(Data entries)
══════

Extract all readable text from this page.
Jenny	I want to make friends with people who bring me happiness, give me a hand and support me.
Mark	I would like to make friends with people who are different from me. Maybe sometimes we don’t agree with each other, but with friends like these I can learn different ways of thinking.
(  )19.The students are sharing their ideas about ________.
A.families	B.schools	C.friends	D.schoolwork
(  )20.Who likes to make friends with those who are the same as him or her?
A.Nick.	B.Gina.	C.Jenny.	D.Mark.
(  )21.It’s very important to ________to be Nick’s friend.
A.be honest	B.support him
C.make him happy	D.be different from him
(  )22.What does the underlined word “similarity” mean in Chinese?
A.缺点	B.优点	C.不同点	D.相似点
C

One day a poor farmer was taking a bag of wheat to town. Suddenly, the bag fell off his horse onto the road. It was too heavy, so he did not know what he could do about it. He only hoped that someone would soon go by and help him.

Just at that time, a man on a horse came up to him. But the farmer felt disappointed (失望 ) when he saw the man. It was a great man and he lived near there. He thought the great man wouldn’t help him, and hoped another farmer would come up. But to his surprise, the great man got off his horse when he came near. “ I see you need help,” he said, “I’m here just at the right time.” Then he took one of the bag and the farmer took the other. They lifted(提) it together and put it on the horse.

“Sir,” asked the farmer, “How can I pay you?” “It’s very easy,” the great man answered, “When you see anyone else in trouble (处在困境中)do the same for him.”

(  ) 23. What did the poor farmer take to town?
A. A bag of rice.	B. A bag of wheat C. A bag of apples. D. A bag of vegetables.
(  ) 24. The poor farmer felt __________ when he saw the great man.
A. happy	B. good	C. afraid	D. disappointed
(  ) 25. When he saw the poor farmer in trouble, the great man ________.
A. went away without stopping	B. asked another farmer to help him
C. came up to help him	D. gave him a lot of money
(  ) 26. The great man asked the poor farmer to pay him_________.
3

══════

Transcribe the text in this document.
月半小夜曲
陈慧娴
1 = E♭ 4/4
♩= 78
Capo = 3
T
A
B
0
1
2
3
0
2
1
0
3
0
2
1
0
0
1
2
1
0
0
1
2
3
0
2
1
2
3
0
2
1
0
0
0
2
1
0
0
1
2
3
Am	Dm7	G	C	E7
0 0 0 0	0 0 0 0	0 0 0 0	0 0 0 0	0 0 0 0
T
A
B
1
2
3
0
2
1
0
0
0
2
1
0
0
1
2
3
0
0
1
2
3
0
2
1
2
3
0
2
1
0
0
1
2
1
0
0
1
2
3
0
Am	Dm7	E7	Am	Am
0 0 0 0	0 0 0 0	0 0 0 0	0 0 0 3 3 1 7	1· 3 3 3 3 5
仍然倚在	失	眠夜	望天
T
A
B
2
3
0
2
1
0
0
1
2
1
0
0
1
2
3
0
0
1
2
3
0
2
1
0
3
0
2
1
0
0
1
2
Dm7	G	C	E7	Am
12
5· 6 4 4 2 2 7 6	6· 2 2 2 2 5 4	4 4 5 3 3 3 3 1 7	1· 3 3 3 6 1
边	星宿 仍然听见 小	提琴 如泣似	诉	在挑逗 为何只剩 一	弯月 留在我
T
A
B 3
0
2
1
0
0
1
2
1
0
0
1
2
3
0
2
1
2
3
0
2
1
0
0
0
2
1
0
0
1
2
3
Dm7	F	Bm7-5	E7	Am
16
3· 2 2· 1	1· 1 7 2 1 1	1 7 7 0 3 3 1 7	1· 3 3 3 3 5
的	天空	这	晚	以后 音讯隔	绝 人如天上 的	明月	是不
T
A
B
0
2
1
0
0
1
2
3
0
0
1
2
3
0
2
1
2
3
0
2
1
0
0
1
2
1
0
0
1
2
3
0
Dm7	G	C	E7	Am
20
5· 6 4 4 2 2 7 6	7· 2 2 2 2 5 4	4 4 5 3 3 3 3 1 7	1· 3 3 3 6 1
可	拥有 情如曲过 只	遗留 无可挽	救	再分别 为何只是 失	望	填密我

══════

Given request:
Report only a number: how many lines in the material above contain the string "horse".

The result:
2